◆ WHAT TO DO
Collect all lines below with the string "colors".

Collected data:
○ ○ ○

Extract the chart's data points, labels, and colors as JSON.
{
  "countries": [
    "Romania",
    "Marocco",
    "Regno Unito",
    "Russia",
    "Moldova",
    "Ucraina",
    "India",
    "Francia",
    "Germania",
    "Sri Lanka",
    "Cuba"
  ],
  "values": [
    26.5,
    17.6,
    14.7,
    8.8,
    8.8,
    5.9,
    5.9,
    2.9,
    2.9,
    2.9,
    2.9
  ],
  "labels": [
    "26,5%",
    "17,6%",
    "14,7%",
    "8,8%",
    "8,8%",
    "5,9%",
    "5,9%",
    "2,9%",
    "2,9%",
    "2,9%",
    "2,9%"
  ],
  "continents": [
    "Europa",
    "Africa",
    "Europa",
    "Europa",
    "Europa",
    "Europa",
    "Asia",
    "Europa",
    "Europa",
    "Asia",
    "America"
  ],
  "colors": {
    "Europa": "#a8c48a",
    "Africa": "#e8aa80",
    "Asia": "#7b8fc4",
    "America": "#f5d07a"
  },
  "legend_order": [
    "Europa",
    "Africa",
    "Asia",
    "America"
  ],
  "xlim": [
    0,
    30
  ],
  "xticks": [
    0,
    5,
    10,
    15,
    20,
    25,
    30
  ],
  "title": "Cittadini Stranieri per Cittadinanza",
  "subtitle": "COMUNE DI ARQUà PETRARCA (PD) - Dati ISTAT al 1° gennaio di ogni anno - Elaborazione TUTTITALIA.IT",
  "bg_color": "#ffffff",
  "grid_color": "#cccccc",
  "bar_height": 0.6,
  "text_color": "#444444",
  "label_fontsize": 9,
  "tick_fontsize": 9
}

○ ○ ○

◆ SOLVED EXERCISE
Extract the chart's data points, labels, and colors as JSON.
  "colors": {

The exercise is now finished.